RECORDS SHOWN:
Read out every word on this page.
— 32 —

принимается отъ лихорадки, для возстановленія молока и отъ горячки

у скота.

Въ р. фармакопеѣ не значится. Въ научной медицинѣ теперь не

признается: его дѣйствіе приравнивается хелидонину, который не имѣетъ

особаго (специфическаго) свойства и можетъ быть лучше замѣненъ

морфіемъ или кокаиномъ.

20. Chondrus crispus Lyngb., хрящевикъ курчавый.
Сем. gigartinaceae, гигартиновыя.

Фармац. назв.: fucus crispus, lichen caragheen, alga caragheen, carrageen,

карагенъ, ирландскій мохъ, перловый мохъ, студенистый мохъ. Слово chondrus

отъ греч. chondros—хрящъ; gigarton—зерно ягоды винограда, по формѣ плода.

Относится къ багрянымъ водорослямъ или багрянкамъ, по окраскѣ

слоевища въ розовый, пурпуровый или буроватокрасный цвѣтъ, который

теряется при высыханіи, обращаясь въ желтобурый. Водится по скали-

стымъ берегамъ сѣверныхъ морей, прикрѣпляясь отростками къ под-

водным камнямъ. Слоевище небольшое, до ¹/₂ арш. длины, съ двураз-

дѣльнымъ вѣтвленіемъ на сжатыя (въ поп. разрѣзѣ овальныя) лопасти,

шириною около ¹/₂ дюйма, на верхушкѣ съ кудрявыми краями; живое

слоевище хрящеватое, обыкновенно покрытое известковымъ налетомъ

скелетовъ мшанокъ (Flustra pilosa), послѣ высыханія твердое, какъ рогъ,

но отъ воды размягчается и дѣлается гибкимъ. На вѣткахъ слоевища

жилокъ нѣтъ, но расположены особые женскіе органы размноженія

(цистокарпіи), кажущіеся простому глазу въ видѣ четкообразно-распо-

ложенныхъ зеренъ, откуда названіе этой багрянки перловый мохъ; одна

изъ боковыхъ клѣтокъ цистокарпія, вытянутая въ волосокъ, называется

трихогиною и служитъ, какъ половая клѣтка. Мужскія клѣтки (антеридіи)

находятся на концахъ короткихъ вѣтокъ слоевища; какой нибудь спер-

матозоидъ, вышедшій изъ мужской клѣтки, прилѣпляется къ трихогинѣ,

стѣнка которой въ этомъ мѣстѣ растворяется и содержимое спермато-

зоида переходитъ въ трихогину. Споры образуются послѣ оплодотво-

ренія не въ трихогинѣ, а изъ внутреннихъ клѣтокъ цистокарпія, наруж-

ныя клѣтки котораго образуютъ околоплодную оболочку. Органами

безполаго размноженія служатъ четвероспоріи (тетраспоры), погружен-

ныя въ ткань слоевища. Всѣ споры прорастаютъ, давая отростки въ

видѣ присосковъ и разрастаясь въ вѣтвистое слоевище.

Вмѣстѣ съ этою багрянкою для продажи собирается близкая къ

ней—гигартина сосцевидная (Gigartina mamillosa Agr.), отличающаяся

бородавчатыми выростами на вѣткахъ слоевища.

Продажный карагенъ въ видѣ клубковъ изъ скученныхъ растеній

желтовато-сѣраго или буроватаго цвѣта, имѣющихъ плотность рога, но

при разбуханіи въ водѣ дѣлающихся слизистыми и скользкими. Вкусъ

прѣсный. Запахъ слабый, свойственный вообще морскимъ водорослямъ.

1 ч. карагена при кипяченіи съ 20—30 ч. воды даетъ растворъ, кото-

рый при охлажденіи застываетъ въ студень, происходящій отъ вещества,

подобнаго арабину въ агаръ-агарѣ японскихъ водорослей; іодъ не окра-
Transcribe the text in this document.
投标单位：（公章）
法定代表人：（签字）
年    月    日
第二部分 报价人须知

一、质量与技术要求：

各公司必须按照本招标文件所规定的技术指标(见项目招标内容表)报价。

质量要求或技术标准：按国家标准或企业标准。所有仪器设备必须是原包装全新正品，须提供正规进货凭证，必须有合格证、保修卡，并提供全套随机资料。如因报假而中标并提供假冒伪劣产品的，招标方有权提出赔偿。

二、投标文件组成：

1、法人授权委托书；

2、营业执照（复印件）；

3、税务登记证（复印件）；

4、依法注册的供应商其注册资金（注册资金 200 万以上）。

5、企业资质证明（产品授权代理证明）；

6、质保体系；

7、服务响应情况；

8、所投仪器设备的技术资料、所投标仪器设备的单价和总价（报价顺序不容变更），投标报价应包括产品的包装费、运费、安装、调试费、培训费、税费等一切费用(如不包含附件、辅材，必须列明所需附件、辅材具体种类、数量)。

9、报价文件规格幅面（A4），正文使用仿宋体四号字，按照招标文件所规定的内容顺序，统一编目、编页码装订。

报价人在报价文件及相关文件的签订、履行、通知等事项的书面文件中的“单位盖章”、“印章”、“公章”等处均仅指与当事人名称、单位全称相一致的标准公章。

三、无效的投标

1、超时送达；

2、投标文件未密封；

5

WHAT YOU ARE ASKED TO DO:
Reproduce the records above exactly as they appear.

COMPLETE ANSWER:
Read out every word on this page.
— 32 —

принимается отъ лихорадки, для возстановленія молока и отъ горячки

у скота.

Въ р. фармакопеѣ не значится. Въ научной медицинѣ теперь не

признается: его дѣйствіе приравнивается хелидонину, который не имѣетъ

особаго (специфическаго) свойства и можетъ быть лучше замѣненъ

морфіемъ или кокаиномъ.

20. Chondrus crispus Lyngb., хрящевикъ курчавый.
Сем. gigartinaceae, гигартиновыя.

Фармац. назв.: fucus crispus, lichen caragheen, alga caragheen, carrageen,

карагенъ, ирландскій мохъ, перловый мохъ, студенистый мохъ. Слово chondrus

отъ греч. chondros—хрящъ; gigarton—зерно ягоды винограда, по формѣ плода.

Относится къ багрянымъ водорослямъ или багрянкамъ, по окраскѣ

слоевища въ розовый, пурпуровый или буроватокрасный цвѣтъ, который

теряется при высыханіи, обращаясь въ желтобурый. Водится по скали-

стымъ берегамъ сѣверныхъ морей, прикрѣпляясь отростками къ под-

водным камнямъ. Слоевище небольшое, до ¹/₂ арш. длины, съ двураз-

дѣльнымъ вѣтвленіемъ на сжатыя (въ поп. разрѣзѣ овальныя) лопасти,

шириною около ¹/₂ дюйма, на верхушкѣ съ кудрявыми краями; живое

слоевище хрящеватое, обыкновенно покрытое известковымъ налетомъ

скелетовъ мшанокъ (Flustra pilosa), послѣ высыханія твердое, какъ рогъ,

но отъ воды размягчается и дѣлается гибкимъ. На вѣткахъ слоевища

жилокъ нѣтъ, но расположены особые женскіе органы размноженія

(цистокарпіи), кажущіеся простому глазу въ видѣ четкообразно-распо-

ложенныхъ зеренъ, откуда названіе этой багрянки перловый мохъ; одна

изъ боковыхъ клѣтокъ цистокарпія, вытянутая въ волосокъ, называется

трихогиною и служитъ, какъ половая клѣтка. Мужскія клѣтки (антеридіи)

находятся на концахъ короткихъ вѣтокъ слоевища; какой нибудь спер-

матозоидъ, вышедшій изъ мужской клѣтки, прилѣпляется къ трихогинѣ,

стѣнка которой въ этомъ мѣстѣ растворяется и содержимое спермато-

зоида переходитъ въ трихогину. Споры образуются послѣ оплодотво-

ренія не въ трихогинѣ, а изъ внутреннихъ клѣтокъ цистокарпія, наруж-

ныя клѣтки котораго образуютъ околоплодную оболочку. Органами

безполаго размноженія служатъ четвероспоріи (тетраспоры), погружен-

ныя въ ткань слоевища. Всѣ споры прорастаютъ, давая отростки въ

видѣ присосковъ и разрастаясь въ вѣтвистое слоевище.

Вмѣстѣ съ этою багрянкою для продажи собирается близкая къ

ней—гигартина сосцевидная (Gigartina mamillosa Agr.), отличающаяся

бородавчатыми выростами на вѣткахъ слоевища.

Продажный карагенъ въ видѣ клубковъ изъ скученныхъ растеній

желтовато-сѣраго или буроватаго цвѣта, имѣющихъ плотность рога, но

при разбуханіи въ водѣ дѣлающихся слизистыми и скользкими. Вкусъ

прѣсный. Запахъ слабый, свойственный вообще морскимъ водорослямъ.

1 ч. карагена при кипяченіи съ 20—30 ч. воды даетъ растворъ, кото-

рый при охлажденіи застываетъ въ студень, происходящій отъ вещества,

подобнаго арабину въ агаръ-агарѣ японскихъ водорослей; іодъ не окра-
Transcribe the text in this document.
投标单位：（公章）
法定代表人：（签字）
年    月    日
第二部分 报价人须知

一、质量与技术要求：

各公司必须按照本招标文件所规定的技术指标(见项目招标内容表)报价。

质量要求或技术标准：按国家标准或企业标准。所有仪器设备必须是原包装全新正品，须提供正规进货凭证，必须有合格证、保修卡，并提供全套随机资料。如因报假而中标并提供假冒伪劣产品的，招标方有权提出赔偿。

二、投标文件组成：

1、法人授权委托书；

2、营业执照（复印件）；

3、税务登记证（复印件）；

4、依法注册的供应商其注册资金（注册资金 200 万以上）。

5、企业资质证明（产品授权代理证明）；

6、质保体系；

7、服务响应情况；

8、所投仪器设备的技术资料、所投标仪器设备的单价和总价（报价顺序不容变更），投标报价应包括产品的包装费、运费、安装、调试费、培训费、税费等一切费用(如不包含附件、辅材，必须列明所需附件、辅材具体种类、数量)。

9、报价文件规格幅面（A4），正文使用仿宋体四号字，按照招标文件所规定的内容顺序，统一编目、编页码装订。

报价人在报价文件及相关文件的签订、履行、通知等事项的书面文件中的“单位盖章”、“印章”、“公章”等处均仅指与当事人名称、单位全称相一致的标准公章。

三、无效的投标

1、超时送达；

2、投标文件未密封；

5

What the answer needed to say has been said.